■ Written exercise:
Search the data for the string "adjusted" and extract every line where it appears.

Figure contents as structured data:
>>

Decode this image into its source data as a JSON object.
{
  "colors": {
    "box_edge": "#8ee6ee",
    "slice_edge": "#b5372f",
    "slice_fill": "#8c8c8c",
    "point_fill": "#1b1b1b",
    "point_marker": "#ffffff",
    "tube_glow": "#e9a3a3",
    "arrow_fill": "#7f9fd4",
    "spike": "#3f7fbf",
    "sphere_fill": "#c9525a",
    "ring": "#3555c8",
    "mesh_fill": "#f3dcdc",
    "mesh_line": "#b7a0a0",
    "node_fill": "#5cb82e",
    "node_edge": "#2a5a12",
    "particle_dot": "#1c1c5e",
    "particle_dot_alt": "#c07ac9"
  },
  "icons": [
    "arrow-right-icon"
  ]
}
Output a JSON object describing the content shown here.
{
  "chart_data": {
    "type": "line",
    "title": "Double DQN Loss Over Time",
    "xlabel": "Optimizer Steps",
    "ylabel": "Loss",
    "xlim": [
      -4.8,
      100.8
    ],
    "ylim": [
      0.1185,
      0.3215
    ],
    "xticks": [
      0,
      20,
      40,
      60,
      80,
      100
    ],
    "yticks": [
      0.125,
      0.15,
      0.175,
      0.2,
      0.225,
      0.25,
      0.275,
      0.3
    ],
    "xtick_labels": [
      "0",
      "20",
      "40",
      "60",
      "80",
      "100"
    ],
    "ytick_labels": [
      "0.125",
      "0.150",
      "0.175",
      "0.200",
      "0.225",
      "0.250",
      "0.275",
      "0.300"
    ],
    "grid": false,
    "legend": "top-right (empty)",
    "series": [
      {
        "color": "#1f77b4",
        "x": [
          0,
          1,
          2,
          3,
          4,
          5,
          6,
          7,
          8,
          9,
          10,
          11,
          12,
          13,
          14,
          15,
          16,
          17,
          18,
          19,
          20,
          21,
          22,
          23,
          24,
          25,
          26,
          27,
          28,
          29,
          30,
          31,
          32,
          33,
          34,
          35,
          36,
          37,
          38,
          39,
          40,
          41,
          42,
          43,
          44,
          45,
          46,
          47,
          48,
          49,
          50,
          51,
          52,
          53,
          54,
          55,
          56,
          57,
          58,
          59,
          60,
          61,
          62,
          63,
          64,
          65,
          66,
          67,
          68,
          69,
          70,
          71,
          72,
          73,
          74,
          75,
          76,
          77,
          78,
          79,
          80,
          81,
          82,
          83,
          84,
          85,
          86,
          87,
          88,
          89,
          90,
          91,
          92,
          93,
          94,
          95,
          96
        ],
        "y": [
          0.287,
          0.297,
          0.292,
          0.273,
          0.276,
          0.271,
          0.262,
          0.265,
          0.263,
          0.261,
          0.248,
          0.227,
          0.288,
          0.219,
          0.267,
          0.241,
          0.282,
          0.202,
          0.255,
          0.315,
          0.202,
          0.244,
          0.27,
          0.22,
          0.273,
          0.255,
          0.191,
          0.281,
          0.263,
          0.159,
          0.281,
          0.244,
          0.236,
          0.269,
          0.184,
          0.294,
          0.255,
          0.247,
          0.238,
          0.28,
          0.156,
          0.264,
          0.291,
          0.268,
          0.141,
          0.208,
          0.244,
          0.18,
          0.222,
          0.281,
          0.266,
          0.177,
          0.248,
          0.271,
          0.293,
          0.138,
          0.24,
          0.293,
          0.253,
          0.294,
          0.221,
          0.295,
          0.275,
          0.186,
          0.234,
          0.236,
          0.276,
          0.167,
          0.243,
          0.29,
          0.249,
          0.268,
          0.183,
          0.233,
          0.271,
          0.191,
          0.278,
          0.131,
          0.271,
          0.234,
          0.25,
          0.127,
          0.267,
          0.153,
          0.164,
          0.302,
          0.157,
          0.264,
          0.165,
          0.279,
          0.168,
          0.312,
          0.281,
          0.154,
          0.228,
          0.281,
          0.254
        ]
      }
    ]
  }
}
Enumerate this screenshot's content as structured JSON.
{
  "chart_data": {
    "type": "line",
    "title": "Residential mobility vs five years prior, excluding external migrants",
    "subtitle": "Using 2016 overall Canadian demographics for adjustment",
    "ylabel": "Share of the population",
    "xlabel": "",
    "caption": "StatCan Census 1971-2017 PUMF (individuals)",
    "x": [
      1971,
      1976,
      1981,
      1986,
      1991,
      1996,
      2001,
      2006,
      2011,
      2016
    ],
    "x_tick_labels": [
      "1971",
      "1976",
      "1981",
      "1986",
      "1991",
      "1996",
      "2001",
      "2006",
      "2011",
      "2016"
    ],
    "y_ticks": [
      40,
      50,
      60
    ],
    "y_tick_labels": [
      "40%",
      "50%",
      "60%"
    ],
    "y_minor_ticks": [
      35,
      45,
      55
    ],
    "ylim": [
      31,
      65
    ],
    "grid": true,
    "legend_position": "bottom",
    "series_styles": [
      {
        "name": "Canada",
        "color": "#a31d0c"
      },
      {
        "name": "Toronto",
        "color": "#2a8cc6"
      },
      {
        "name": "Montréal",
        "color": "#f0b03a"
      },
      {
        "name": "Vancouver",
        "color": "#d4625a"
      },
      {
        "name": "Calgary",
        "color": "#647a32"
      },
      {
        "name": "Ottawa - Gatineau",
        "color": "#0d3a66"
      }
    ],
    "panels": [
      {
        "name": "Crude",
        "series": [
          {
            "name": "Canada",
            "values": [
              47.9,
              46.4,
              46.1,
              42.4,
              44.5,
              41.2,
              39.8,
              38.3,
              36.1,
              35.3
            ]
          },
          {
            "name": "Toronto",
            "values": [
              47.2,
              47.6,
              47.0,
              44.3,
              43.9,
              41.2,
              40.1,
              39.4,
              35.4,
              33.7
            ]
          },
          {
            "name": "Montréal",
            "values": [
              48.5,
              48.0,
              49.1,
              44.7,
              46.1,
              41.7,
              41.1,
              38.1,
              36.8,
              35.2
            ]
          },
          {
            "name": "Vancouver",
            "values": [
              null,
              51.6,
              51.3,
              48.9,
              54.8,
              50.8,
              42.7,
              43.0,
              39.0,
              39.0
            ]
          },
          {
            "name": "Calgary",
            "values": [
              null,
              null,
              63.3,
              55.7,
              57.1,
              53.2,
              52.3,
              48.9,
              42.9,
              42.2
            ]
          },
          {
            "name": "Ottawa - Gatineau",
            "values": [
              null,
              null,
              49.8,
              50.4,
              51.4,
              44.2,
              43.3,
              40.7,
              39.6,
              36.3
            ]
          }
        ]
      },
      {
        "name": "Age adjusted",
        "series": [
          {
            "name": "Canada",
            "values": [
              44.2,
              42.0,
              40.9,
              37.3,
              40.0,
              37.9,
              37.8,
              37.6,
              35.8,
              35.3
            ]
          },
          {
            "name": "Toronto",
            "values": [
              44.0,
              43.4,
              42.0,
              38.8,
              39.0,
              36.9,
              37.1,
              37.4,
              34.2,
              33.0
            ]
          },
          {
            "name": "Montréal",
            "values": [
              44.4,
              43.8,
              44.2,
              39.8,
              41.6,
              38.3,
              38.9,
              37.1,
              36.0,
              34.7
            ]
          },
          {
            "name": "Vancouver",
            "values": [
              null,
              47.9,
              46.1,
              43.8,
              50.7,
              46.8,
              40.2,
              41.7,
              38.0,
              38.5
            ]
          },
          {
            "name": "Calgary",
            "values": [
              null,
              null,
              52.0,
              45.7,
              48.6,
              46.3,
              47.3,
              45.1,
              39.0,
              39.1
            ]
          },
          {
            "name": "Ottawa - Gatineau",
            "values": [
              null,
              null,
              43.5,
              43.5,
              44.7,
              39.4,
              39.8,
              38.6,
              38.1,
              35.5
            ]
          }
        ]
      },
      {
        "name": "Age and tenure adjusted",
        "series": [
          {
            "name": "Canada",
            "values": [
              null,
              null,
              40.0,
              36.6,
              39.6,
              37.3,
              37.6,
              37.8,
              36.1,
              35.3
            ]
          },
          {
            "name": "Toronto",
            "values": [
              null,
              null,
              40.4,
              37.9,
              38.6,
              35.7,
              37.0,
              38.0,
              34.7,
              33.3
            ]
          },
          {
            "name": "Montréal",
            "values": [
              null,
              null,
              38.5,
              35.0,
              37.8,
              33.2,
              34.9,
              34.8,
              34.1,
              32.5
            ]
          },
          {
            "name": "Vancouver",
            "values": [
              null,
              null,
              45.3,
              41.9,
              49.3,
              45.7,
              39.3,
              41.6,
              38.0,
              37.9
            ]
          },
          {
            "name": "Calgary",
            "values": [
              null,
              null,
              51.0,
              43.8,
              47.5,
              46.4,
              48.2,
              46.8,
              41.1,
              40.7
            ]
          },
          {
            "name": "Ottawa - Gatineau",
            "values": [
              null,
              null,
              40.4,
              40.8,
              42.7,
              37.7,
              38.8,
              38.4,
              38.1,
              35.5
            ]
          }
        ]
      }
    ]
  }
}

<<

■ Solution to this problem:
        "name": "Age adjusted",
        "name": "Age and tenure adjusted",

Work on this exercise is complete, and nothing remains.